__YOUR OBJECTIVE__.
Copy out every line of the data exactly.

######

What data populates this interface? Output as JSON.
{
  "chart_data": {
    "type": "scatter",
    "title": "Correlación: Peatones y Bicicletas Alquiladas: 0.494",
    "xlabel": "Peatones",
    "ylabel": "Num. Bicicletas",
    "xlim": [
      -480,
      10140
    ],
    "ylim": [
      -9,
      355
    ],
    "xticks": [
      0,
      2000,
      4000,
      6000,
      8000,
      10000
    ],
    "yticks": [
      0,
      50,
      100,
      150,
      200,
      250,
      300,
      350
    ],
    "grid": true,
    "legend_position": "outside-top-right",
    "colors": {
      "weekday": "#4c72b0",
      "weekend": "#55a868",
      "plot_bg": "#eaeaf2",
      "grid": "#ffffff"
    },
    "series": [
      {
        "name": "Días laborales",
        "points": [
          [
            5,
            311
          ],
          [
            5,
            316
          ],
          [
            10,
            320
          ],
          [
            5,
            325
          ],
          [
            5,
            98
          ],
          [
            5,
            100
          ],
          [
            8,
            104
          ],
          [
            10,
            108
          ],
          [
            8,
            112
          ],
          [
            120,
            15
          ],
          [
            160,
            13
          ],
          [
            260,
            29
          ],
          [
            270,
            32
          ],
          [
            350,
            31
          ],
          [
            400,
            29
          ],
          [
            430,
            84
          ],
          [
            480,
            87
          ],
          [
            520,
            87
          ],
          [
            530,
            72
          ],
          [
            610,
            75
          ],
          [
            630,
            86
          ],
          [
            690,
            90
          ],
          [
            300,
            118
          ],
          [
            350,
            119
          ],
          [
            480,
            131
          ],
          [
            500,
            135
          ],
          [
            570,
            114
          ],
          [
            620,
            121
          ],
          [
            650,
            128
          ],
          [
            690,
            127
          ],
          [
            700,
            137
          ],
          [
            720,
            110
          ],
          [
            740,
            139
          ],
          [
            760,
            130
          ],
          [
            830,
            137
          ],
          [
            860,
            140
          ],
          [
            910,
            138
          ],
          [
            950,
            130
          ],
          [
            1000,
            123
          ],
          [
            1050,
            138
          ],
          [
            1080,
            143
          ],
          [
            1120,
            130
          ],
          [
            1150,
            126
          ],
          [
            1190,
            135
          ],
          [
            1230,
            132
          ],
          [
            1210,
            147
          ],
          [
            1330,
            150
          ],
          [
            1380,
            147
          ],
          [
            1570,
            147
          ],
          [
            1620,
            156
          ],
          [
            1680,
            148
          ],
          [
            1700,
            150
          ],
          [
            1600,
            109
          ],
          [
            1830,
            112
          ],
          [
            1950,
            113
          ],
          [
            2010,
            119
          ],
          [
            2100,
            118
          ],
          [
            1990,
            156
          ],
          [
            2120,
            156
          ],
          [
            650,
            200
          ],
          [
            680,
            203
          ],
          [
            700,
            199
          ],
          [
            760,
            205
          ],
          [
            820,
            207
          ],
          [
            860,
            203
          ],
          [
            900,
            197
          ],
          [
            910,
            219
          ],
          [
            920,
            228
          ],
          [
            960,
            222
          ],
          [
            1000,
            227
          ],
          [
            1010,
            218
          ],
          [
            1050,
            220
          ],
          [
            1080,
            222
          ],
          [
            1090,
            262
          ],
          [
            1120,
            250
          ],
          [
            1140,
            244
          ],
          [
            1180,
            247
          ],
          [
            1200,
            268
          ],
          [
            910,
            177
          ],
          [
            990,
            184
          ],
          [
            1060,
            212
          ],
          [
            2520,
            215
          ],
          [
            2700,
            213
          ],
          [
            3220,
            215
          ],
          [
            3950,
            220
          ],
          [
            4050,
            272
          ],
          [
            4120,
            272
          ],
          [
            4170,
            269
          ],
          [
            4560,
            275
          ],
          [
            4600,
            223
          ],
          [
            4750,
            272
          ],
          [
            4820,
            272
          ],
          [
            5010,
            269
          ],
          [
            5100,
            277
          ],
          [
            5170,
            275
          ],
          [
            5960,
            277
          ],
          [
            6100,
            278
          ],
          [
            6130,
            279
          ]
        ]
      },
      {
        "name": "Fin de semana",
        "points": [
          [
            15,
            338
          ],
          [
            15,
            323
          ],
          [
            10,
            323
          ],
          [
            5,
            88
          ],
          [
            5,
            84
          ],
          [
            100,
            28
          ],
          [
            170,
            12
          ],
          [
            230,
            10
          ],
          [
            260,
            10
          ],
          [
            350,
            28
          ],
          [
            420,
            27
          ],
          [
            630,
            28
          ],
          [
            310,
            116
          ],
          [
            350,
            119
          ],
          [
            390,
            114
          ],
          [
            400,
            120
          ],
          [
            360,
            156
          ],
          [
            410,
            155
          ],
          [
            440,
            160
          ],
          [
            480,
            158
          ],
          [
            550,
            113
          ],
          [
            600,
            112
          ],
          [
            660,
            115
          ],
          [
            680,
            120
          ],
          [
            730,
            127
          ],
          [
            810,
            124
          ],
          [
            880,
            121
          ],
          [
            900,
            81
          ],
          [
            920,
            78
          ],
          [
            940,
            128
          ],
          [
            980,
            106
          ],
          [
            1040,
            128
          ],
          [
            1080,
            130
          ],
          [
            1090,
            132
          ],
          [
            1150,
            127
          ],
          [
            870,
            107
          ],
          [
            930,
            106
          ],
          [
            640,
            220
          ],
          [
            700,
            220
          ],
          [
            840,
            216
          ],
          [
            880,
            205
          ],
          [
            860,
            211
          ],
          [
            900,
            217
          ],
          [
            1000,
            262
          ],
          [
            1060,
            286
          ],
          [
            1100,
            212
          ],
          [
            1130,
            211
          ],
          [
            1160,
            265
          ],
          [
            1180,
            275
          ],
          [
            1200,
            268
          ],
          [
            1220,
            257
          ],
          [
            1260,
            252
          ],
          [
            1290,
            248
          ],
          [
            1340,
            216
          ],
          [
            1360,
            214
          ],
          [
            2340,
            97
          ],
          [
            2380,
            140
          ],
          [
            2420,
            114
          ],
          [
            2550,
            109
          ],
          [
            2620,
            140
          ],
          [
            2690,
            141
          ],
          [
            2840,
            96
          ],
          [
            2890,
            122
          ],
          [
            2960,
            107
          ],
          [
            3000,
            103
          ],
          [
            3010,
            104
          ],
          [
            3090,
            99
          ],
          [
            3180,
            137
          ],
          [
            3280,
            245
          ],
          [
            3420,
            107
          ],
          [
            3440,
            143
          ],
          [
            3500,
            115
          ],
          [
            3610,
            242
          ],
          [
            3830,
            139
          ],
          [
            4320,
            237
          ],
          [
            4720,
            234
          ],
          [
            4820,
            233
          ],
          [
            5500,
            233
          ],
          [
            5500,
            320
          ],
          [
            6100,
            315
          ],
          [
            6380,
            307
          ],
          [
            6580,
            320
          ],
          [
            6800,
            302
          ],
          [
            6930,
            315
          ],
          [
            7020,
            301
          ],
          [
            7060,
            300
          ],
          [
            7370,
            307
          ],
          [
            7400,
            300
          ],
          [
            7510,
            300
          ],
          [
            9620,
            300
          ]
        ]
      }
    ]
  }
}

######

__WRITTEN REPLY__.
What data populates this interface? Output as JSON.
{
  "chart_data": {
    "type": "scatter",
    "title": "Correlación: Peatones y Bicicletas Alquiladas: 0.494",
    "xlabel": "Peatones",
    "ylabel": "Num. Bicicletas",
    "xlim": [
      -480,
      10140
    ],
    "ylim": [
      -9,
      355
    ],
    "xticks": [
      0,
      2000,
      4000,
      6000,
      8000,
      10000
    ],
    "yticks": [
      0,
      50,
      100,
      150,
      200,
      250,
      300,
      350
    ],
    "grid": true,
    "legend_position": "outside-top-right",
    "colors": {
      "weekday": "#4c72b0",
      "weekend": "#55a868",
      "plot_bg": "#eaeaf2",
      "grid": "#ffffff"
    },
    "series": [
      {
        "name": "Días laborales",
        "points": [
          [
            5,
            311
          ],
          [
            5,
            316
          ],
          [
            10,
            320
          ],
          [
            5,
            325
          ],
          [
            5,
            98
          ],
          [
            5,
            100
          ],
          [
            8,
            104
          ],
          [
            10,
            108
          ],
          [
            8,
            112
          ],
          [
            120,
            15
          ],
          [
            160,
            13
          ],
          [
            260,
            29
          ],
          [
            270,
            32
          ],
          [
            350,
            31
          ],
          [
            400,
            29
          ],
          [
            430,
            84
          ],
          [
            480,
            87
          ],
          [
            520,
            87
          ],
          [
            530,
            72
          ],
          [
            610,
            75
          ],
          [
            630,
            86
          ],
          [
            690,
            90
          ],
          [
            300,
            118
          ],
          [
            350,
            119
          ],
          [
            480,
            131
          ],
          [
            500,
            135
          ],
          [
            570,
            114
          ],
          [
            620,
            121
          ],
          [
            650,
            128
          ],
          [
            690,
            127
          ],
          [
            700,
            137
          ],
          [
            720,
            110
          ],
          [
            740,
            139
          ],
          [
            760,
            130
          ],
          [
            830,
            137
          ],
          [
            860,
            140
          ],
          [
            910,
            138
          ],
          [
            950,
            130
          ],
          [
            1000,
            123
          ],
          [
            1050,
            138
          ],
          [
            1080,
            143
          ],
          [
            1120,
            130
          ],
          [
            1150,
            126
          ],
          [
            1190,
            135
          ],
          [
            1230,
            132
          ],
          [
            1210,
            147
          ],
          [
            1330,
            150
          ],
          [
            1380,
            147
          ],
          [
            1570,
            147
          ],
          [
            1620,
            156
          ],
          [
            1680,
            148
          ],
          [
            1700,
            150
          ],
          [
            1600,
            109
          ],
          [
            1830,
            112
          ],
          [
            1950,
            113
          ],
          [
            2010,
            119
          ],
          [
            2100,
            118
          ],
          [
            1990,
            156
          ],
          [
            2120,
            156
          ],
          [
            650,
            200
          ],
          [
            680,
            203
          ],
          [
            700,
            199
          ],
          [
            760,
            205
          ],
          [
            820,
            207
          ],
          [
            860,
            203
          ],
          [
            900,
            197
          ],
          [
            910,
            219
          ],
          [
            920,
            228
          ],
          [
            960,
            222
          ],
          [
            1000,
            227
          ],
          [
            1010,
            218
          ],
          [
            1050,
            220
          ],
          [
            1080,
            222
          ],
          [
            1090,
            262
          ],
          [
            1120,
            250
          ],
          [
            1140,
            244
          ],
          [
            1180,
            247
          ],
          [
            1200,
            268
          ],
          [
            910,
            177
          ],
          [
            990,
            184
          ],
          [
            1060,
            212
          ],
          [
            2520,
            215
          ],
          [
            2700,
            213
          ],
          [
            3220,
            215
          ],
          [
            3950,
            220
          ],
          [
            4050,
            272
          ],
          [
            4120,
            272
          ],
          [
            4170,
            269
          ],
          [
            4560,
            275
          ],
          [
            4600,
            223
          ],
          [
            4750,
            272
          ],
          [
            4820,
            272
          ],
          [
            5010,
            269
          ],
          [
            5100,
            277
          ],
          [
            5170,
            275
          ],
          [
            5960,
            277
          ],
          [
            6100,
            278
          ],
          [
            6130,
            279
          ]
        ]
      },
      {
        "name": "Fin de semana",
        "points": [
          [
            15,
            338
          ],
          [
            15,
            323
          ],
          [
            10,
            323
          ],
          [
            5,
            88
          ],
          [
            5,
            84
          ],
          [
            100,
            28
          ],
          [
            170,
            12
          ],
          [
            230,
            10
          ],
          [
            260,
            10
          ],
          [
            350,
            28
          ],
          [
            420,
            27
          ],
          [
            630,
            28
          ],
          [
            310,
            116
          ],
          [
            350,
            119
          ],
          [
            390,
            114
          ],
          [
            400,
            120
          ],
          [
            360,
            156
          ],
          [
            410,
            155
          ],
          [
            440,
            160
          ],
          [
            480,
            158
          ],
          [
            550,
            113
          ],
          [
            600,
            112
          ],
          [
            660,
            115
          ],
          [
            680,
            120
          ],
          [
            730,
            127
          ],
          [
            810,
            124
          ],
          [
            880,
            121
          ],
          [
            900,
            81
          ],
          [
            920,
            78
          ],
          [
            940,
            128
          ],
          [
            980,
            106
          ],
          [
            1040,
            128
          ],
          [
            1080,
            130
          ],
          [
            1090,
            132
          ],
          [
            1150,
            127
          ],
          [
            870,
            107
          ],
          [
            930,
            106
          ],
          [
            640,
            220
          ],
          [
            700,
            220
          ],
          [
            840,
            216
          ],
          [
            880,
            205
          ],
          [
            860,
            211
          ],
          [
            900,
            217
          ],
          [
            1000,
            262
          ],
          [
            1060,
            286
          ],
          [
            1100,
            212
          ],
          [
            1130,
            211
          ],
          [
            1160,
            265
          ],
          [
            1180,
            275
          ],
          [
            1200,
            268
          ],
          [
            1220,
            257
          ],
          [
            1260,
            252
          ],
          [
            1290,
            248
          ],
          [
            1340,
            216
          ],
          [
            1360,
            214
          ],
          [
            2340,
            97
          ],
          [
            2380,
            140
          ],
          [
            2420,
            114
          ],
          [
            2550,
            109
          ],
          [
            2620,
            140
          ],
          [
            2690,
            141
          ],
          [
            2840,
            96
          ],
          [
            2890,
            122
          ],
          [
            2960,
            107
          ],
          [
            3000,
            103
          ],
          [
            3010,
            104
          ],
          [
            3090,
            99
          ],
          [
            3180,
            137
          ],
          [
            3280,
            245
          ],
          [
            3420,
            107
          ],
          [
            3440,
            143
          ],
          [
            3500,
            115
          ],
          [
            3610,
            242
          ],
          [
            3830,
            139
          ],
          [
            4320,
            237
          ],
          [
            4720,
            234
          ],
          [
            4820,
            233
          ],
          [
            5500,
            233
          ],
          [
            5500,
            320
          ],
          [
            6100,
            315
          ],
          [
            6380,
            307
          ],
          [
            6580,
            320
          ],
          [
            6800,
            302
          ],
          [
            6930,
            315
          ],
          [
            7020,
            301
          ],
          [
            7060,
            300
          ],
          [
            7370,
            307
          ],
          [
            7400,
            300
          ],
          [
            7510,
            300
          ],
          [
            9620,
            300
          ]
        ]
      }
    ]
  }
}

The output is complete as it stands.